Every line of the material is to be repeated exactly as it stands.

Record extracts -
· · · ·
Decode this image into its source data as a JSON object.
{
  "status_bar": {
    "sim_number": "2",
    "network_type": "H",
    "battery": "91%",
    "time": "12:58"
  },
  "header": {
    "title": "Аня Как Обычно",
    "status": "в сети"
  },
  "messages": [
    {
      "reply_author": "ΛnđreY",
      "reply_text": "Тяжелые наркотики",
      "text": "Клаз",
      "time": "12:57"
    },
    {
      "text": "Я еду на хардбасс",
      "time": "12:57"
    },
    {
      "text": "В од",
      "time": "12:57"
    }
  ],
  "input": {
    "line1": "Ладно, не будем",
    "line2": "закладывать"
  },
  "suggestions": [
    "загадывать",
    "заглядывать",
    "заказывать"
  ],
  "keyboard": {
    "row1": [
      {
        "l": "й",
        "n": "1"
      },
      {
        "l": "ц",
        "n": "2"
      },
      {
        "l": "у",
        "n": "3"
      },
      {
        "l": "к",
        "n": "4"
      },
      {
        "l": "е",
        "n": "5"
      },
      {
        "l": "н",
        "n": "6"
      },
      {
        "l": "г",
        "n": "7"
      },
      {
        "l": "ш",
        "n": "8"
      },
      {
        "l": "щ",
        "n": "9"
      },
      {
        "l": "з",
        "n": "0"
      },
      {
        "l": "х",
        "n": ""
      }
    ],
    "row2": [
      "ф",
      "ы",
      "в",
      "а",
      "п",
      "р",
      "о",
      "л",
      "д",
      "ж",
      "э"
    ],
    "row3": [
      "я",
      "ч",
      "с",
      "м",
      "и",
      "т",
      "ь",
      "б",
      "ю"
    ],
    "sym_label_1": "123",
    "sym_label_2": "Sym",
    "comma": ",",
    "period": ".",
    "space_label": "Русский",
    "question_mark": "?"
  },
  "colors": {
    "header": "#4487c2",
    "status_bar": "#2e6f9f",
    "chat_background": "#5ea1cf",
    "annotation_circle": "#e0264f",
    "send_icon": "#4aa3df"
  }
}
· · · ·
Completed task -
Decode this image into its source data as a JSON object.
{
  "status_bar": {
    "sim_number": "2",
    "network_type": "H",
    "battery": "91%",
    "time": "12:58"
  },
  "header": {
    "title": "Аня Как Обычно",
    "status": "в сети"
  },
  "messages": [
    {
      "reply_author": "ΛnđreY",
      "reply_text": "Тяжелые наркотики",
      "text": "Клаз",
      "time": "12:57"
    },
    {
      "text": "Я еду на хардбасс",
      "time": "12:57"
    },
    {
      "text": "В од",
      "time": "12:57"
    }
  ],
  "input": {
    "line1": "Ладно, не будем",
    "line2": "закладывать"
  },
  "suggestions": [
    "загадывать",
    "заглядывать",
    "заказывать"
  ],
  "keyboard": {
    "row1": [
      {
        "l": "й",
        "n": "1"
      },
      {
        "l": "ц",
        "n": "2"
      },
      {
        "l": "у",
        "n": "3"
      },
      {
        "l": "к",
        "n": "4"
      },
      {
        "l": "е",
        "n": "5"
      },
      {
        "l": "н",
        "n": "6"
      },
      {
        "l": "г",
        "n": "7"
      },
      {
        "l": "ш",
        "n": "8"
      },
      {
        "l": "щ",
        "n": "9"
      },
      {
        "l": "з",
        "n": "0"
      },
      {
        "l": "х",
        "n": ""
      }
    ],
    "row2": [
      "ф",
      "ы",
      "в",
      "а",
      "п",
      "р",
      "о",
      "л",
      "д",
      "ж",
      "э"
    ],
    "row3": [
      "я",
      "ч",
      "с",
      "м",
      "и",
      "т",
      "ь",
      "б",
      "ю"
    ],
    "sym_label_1": "123",
    "sym_label_2": "Sym",
    "comma": ",",
    "period": ".",
    "space_label": "Русский",
    "question_mark": "?"
  },
  "colors": {
    "header": "#4487c2",
    "status_bar": "#2e6f9f",
    "chat_background": "#5ea1cf",
    "annotation_circle": "#e0264f",
    "send_icon": "#4aa3df"
  }
}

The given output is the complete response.